# [Task statement]
Exactly reproduce all the records, keeping pictures out of the copy.

# [Rows]
- - -

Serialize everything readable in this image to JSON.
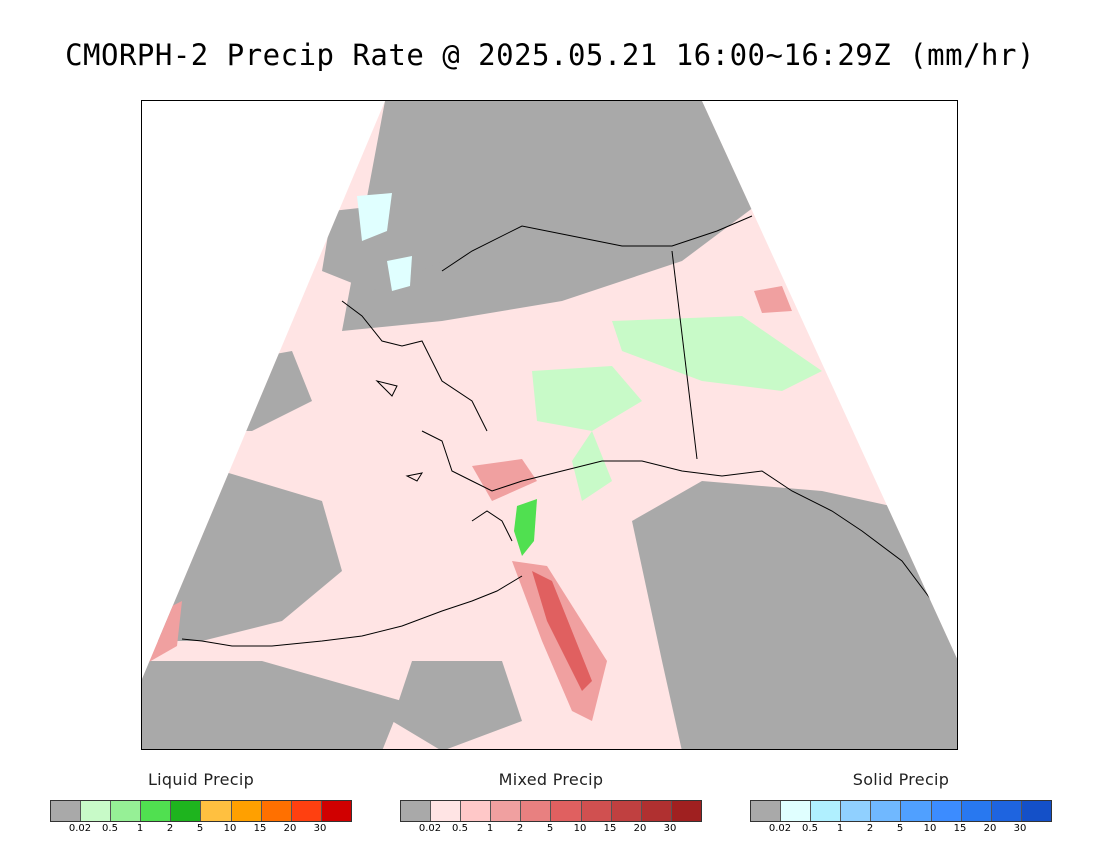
{
  "title": "CMORPH-2 Precip Rate @ 2025.05.21 16:00~16:29Z (mm/hr)",
  "legends": [
    {
      "title": "Liquid Precip",
      "colors": [
        "#a9a9a9",
        "#c8fac8",
        "#96f096",
        "#50e050",
        "#1eb41e",
        "#ffc040",
        "#ffa000",
        "#ff7000",
        "#ff4010",
        "#d00000"
      ],
      "ticks": [
        "0.02",
        "0.5",
        "1",
        "2",
        "5",
        "10",
        "15",
        "20",
        "30"
      ]
    },
    {
      "title": "Mixed Precip",
      "colors": [
        "#a9a9a9",
        "#ffe4e4",
        "#ffc8c8",
        "#f0a0a0",
        "#e88080",
        "#e06060",
        "#d05050",
        "#c04040",
        "#b03030",
        "#a02020"
      ],
      "ticks": [
        "0.02",
        "0.5",
        "1",
        "2",
        "5",
        "10",
        "15",
        "20",
        "30"
      ]
    },
    {
      "title": "Solid Precip",
      "colors": [
        "#a9a9a9",
        "#e0ffff",
        "#b0f0ff",
        "#90d0ff",
        "#70b8ff",
        "#50a0ff",
        "#3c8cff",
        "#2878f0",
        "#1e64e0",
        "#1450c8"
      ],
      "ticks": [
        "0.02",
        "0.5",
        "1",
        "2",
        "5",
        "10",
        "15",
        "20",
        "30"
      ]
    }
  ],
  "map_colors": {
    "outside": "#ffffff",
    "no_precip": "#a9a9a9",
    "mixed_light": "#ffe4e4",
    "mixed_mid": "#f0a0a0",
    "mixed_strong": "#e06060",
    "liquid_light": "#c8fac8",
    "liquid_mid": "#50e050",
    "solid_light": "#e0ffff",
    "coastline": "#000000"
  }
}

- - -

# [Answer in full]
Serialize everything readable in this image to JSON.
{
  "title": "CMORPH-2 Precip Rate @ 2025.05.21 16:00~16:29Z (mm/hr)",
  "legends": [
    {
      "title": "Liquid Precip",
      "colors": [
        "#a9a9a9",
        "#c8fac8",
        "#96f096",
        "#50e050",
        "#1eb41e",
        "#ffc040",
        "#ffa000",
        "#ff7000",
        "#ff4010",
        "#d00000"
      ],
      "ticks": [
        "0.02",
        "0.5",
        "1",
        "2",
        "5",
        "10",
        "15",
        "20",
        "30"
      ]
    },
    {
      "title": "Mixed Precip",
      "colors": [
        "#a9a9a9",
        "#ffe4e4",
        "#ffc8c8",
        "#f0a0a0",
        "#e88080",
        "#e06060",
        "#d05050",
        "#c04040",
        "#b03030",
        "#a02020"
      ],
      "ticks": [
        "0.02",
        "0.5",
        "1",
        "2",
        "5",
        "10",
        "15",
        "20",
        "30"
      ]
    },
    {
      "title": "Solid Precip",
      "colors": [
        "#a9a9a9",
        "#e0ffff",
        "#b0f0ff",
        "#90d0ff",
        "#70b8ff",
        "#50a0ff",
        "#3c8cff",
        "#2878f0",
        "#1e64e0",
        "#1450c8"
      ],
      "ticks": [
        "0.02",
        "0.5",
        "1",
        "2",
        "5",
        "10",
        "15",
        "20",
        "30"
      ]
    }
  ],
  "map_colors": {
    "outside": "#ffffff",
    "no_precip": "#a9a9a9",
    "mixed_light": "#ffe4e4",
    "mixed_mid": "#f0a0a0",
    "mixed_strong": "#e06060",
    "liquid_light": "#c8fac8",
    "liquid_mid": "#50e050",
    "solid_light": "#e0ffff",
    "coastline": "#000000"
  }
}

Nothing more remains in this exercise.